- **Instructions to follow**
Copy out every line of the entries below without changing anything, and leave out the pictures.
## START Information supplied
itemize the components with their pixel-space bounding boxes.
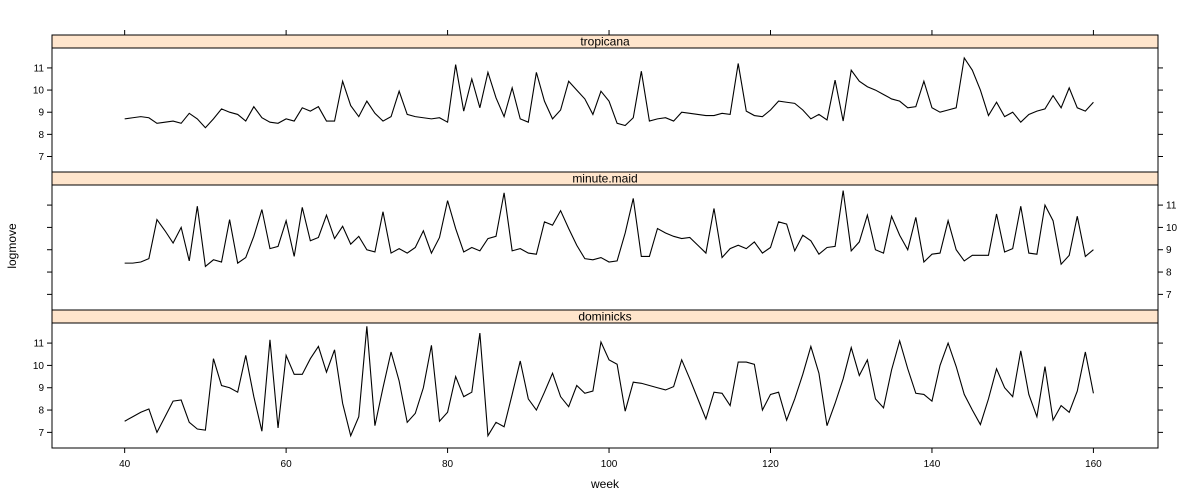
y-tick-label: 8 <box>38 130 44 141</box>
panels-layer: tropicana7891011minute.maid7891011domini… <box>33 34 1178 449</box>
x-tick-label: 160 <box>1085 459 1102 470</box>
y-tick-label: 7 <box>38 428 44 439</box>
y-tick-label: 11 <box>34 339 45 350</box>
panel-dominicks: dominicks 7 8 9 10 11 <box>33 309 1163 449</box>
y-tick-label: 7 <box>38 152 44 163</box>
y-tick-label: 8 <box>38 406 44 417</box>
y-tick-label: 8 <box>1166 268 1172 279</box>
x-tick-label: 140 <box>924 459 941 470</box>
y-tick-label: 9 <box>1166 245 1172 256</box>
x-axis-title: week <box>590 477 620 491</box>
series-line-tropicana <box>124 56 1094 129</box>
x-tick-label: 60 <box>281 459 293 470</box>
y-tick-label: 11 <box>34 63 45 74</box>
panel-strip-label: minute.maid <box>572 172 637 186</box>
y-tick-label: 10 <box>33 361 45 372</box>
series-line-dominicks <box>124 326 1094 438</box>
panel-strip-label: dominicks <box>578 310 631 324</box>
x-tick-label: 40 <box>119 459 131 470</box>
y-tick-label: 9 <box>38 108 44 119</box>
axes-layer: 40 60 80 100 120 140 160 <box>119 30 1102 470</box>
x-tick-label: 80 <box>442 459 454 470</box>
y-tick-label: 10 <box>33 86 45 97</box>
panel-frame <box>51 184 1159 311</box>
y-tick-label: 9 <box>38 383 44 394</box>
y-tick-label: 7 <box>1166 290 1172 301</box>
panel-strip-label: tropicana <box>580 35 630 49</box>
y-tick-label: 11 <box>1166 201 1177 212</box>
y-tick-label: 10 <box>1166 223 1178 234</box>
series-line-minute-maid <box>124 190 1094 268</box>
panel-tropicana: tropicana 7 8 9 10 11 <box>33 34 1163 173</box>
x-tick-label: 100 <box>601 459 618 470</box>
panel-minute-maid: minute.maid 7 8 9 10 11 <box>47 171 1178 311</box>
y-axis-title: logmove <box>5 223 19 269</box>
x-tick-label: 120 <box>762 459 779 470</box>
panel-frame <box>51 322 1159 449</box>
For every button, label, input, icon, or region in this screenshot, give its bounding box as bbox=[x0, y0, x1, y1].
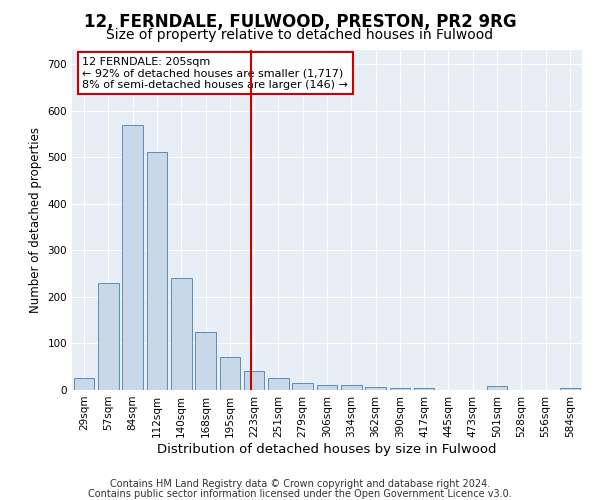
Text: Contains public sector information licensed under the Open Government Licence v3: Contains public sector information licen… bbox=[88, 489, 512, 499]
Bar bbox=[268, 378, 289, 390]
Bar bbox=[171, 278, 191, 390]
Bar bbox=[98, 283, 119, 390]
X-axis label: Distribution of detached houses by size in Fulwood: Distribution of detached houses by size … bbox=[157, 442, 497, 456]
Bar bbox=[195, 332, 216, 390]
Y-axis label: Number of detached properties: Number of detached properties bbox=[29, 127, 42, 313]
Bar bbox=[317, 386, 337, 390]
Bar bbox=[414, 388, 434, 390]
Text: 12 FERNDALE: 205sqm
← 92% of detached houses are smaller (1,717)
8% of semi-deta: 12 FERNDALE: 205sqm ← 92% of detached ho… bbox=[82, 57, 348, 90]
Bar bbox=[122, 124, 143, 390]
Bar bbox=[487, 386, 508, 390]
Bar bbox=[220, 358, 240, 390]
Text: Contains HM Land Registry data © Crown copyright and database right 2024.: Contains HM Land Registry data © Crown c… bbox=[110, 479, 490, 489]
Bar bbox=[365, 387, 386, 390]
Text: Size of property relative to detached houses in Fulwood: Size of property relative to detached ho… bbox=[106, 28, 494, 42]
Bar bbox=[292, 383, 313, 390]
Bar bbox=[560, 388, 580, 390]
Bar bbox=[74, 378, 94, 390]
Bar bbox=[341, 386, 362, 390]
Bar bbox=[244, 372, 265, 390]
Bar bbox=[146, 152, 167, 390]
Text: 12, FERNDALE, FULWOOD, PRESTON, PR2 9RG: 12, FERNDALE, FULWOOD, PRESTON, PR2 9RG bbox=[83, 12, 517, 30]
Bar bbox=[389, 388, 410, 390]
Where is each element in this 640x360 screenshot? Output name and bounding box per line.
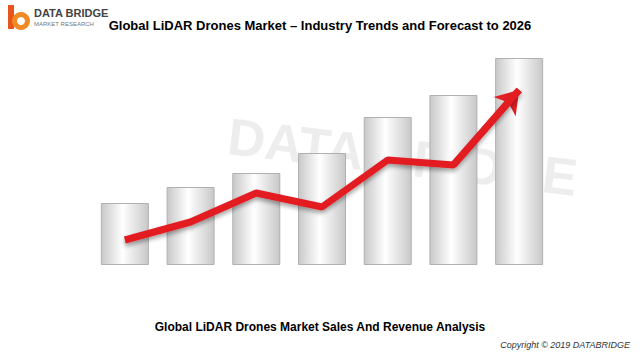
svg-text:Global LiDAR Drones Market – I: Global LiDAR Drones Market – Industry Tr… — [109, 18, 532, 33]
svg-text:Copyright © 2019 DATABRIDGE: Copyright © 2019 DATABRIDGE — [500, 340, 631, 350]
svg-text:DATA BRIDGE: DATA BRIDGE — [34, 7, 108, 19]
svg-text:Global LiDAR Drones Market Sal: Global LiDAR Drones Market Sales And Rev… — [155, 320, 486, 334]
svg-text:MARKET RESEARCH: MARKET RESEARCH — [34, 21, 94, 27]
## END Information supplied
- **Result of the task**
itemize the components with their pixel-space bounding boxes.
y-tick-label: 8 <box>38 130 44 141</box>
panels-layer: tropicana7891011minute.maid7891011domini… <box>33 34 1178 449</box>
x-tick-label: 160 <box>1085 459 1102 470</box>
y-tick-label: 7 <box>38 428 44 439</box>
y-tick-label: 11 <box>34 339 45 350</box>
panel-dominicks: dominicks 7 8 9 10 11 <box>33 309 1163 449</box>
y-tick-label: 7 <box>38 152 44 163</box>
y-tick-label: 8 <box>38 406 44 417</box>
y-tick-label: 8 <box>1166 268 1172 279</box>
x-tick-label: 140 <box>924 459 941 470</box>
y-tick-label: 9 <box>1166 245 1172 256</box>
x-axis-title: week <box>590 477 620 491</box>
series-line-tropicana <box>124 56 1094 129</box>
x-tick-label: 60 <box>281 459 293 470</box>
y-tick-label: 11 <box>34 63 45 74</box>
panel-strip-label: minute.maid <box>572 172 637 186</box>
y-tick-label: 10 <box>33 361 45 372</box>
series-line-dominicks <box>124 326 1094 438</box>
panel-strip-label: dominicks <box>578 310 631 324</box>
x-tick-label: 40 <box>119 459 131 470</box>
y-tick-label: 9 <box>38 108 44 119</box>
axes-layer: 40 60 80 100 120 140 160 <box>119 30 1102 470</box>
x-tick-label: 80 <box>442 459 454 470</box>
y-tick-label: 10 <box>33 86 45 97</box>
panel-frame <box>51 184 1159 311</box>
y-tick-label: 9 <box>38 383 44 394</box>
y-tick-label: 7 <box>1166 290 1172 301</box>
panel-strip-label: tropicana <box>580 35 630 49</box>
y-tick-label: 11 <box>1166 201 1177 212</box>
y-tick-label: 10 <box>1166 223 1178 234</box>
series-line-minute-maid <box>124 190 1094 268</box>
panel-tropicana: tropicana 7 8 9 10 11 <box>33 34 1163 173</box>
x-tick-label: 100 <box>601 459 618 470</box>
panel-minute-maid: minute.maid 7 8 9 10 11 <box>47 171 1178 311</box>
y-axis-title: logmove <box>5 223 19 269</box>
x-tick-label: 120 <box>762 459 779 470</box>
panel-frame <box>51 322 1159 449</box>
For every button, label, input, icon, or region in this screenshot, give its bounding box as bbox=[x0, y0, x1, y1].
Text: Contains public sector information licensed under the Open Government Licence v3: Contains public sector information licen… bbox=[88, 489, 512, 499]
Bar bbox=[268, 378, 289, 390]
Bar bbox=[171, 278, 191, 390]
Bar bbox=[98, 283, 119, 390]
X-axis label: Distribution of detached houses by size in Fulwood: Distribution of detached houses by size … bbox=[157, 442, 497, 456]
Bar bbox=[195, 332, 216, 390]
Y-axis label: Number of detached properties: Number of detached properties bbox=[29, 127, 42, 313]
Bar bbox=[317, 386, 337, 390]
Bar bbox=[414, 388, 434, 390]
Text: 12 FERNDALE: 205sqm
← 92% of detached houses are smaller (1,717)
8% of semi-deta: 12 FERNDALE: 205sqm ← 92% of detached ho… bbox=[82, 57, 348, 90]
Bar bbox=[122, 124, 143, 390]
Bar bbox=[487, 386, 508, 390]
Bar bbox=[220, 358, 240, 390]
Text: Contains HM Land Registry data © Crown copyright and database right 2024.: Contains HM Land Registry data © Crown c… bbox=[110, 479, 490, 489]
Bar bbox=[365, 387, 386, 390]
Text: Size of property relative to detached houses in Fulwood: Size of property relative to detached ho… bbox=[106, 28, 494, 42]
Bar bbox=[292, 383, 313, 390]
Bar bbox=[560, 388, 580, 390]
Bar bbox=[74, 378, 94, 390]
Bar bbox=[341, 386, 362, 390]
Bar bbox=[244, 372, 265, 390]
Bar bbox=[146, 152, 167, 390]
Text: 12, FERNDALE, FULWOOD, PRESTON, PR2 9RG: 12, FERNDALE, FULWOOD, PRESTON, PR2 9RG bbox=[83, 12, 517, 30]
Bar bbox=[389, 388, 410, 390]
Where is each element in this 640x360 screenshot? Output name and bounding box per line.
svg-text:Global LiDAR Drones Market – I: Global LiDAR Drones Market – Industry Tr… — [109, 18, 532, 33]
svg-text:Copyright © 2019 DATABRIDGE: Copyright © 2019 DATABRIDGE — [500, 340, 631, 350]
svg-text:DATA BRIDGE: DATA BRIDGE — [34, 7, 108, 19]
svg-text:Global LiDAR Drones Market Sal: Global LiDAR Drones Market Sales And Rev… — [155, 320, 486, 334]
svg-text:MARKET RESEARCH: MARKET RESEARCH — [34, 21, 94, 27]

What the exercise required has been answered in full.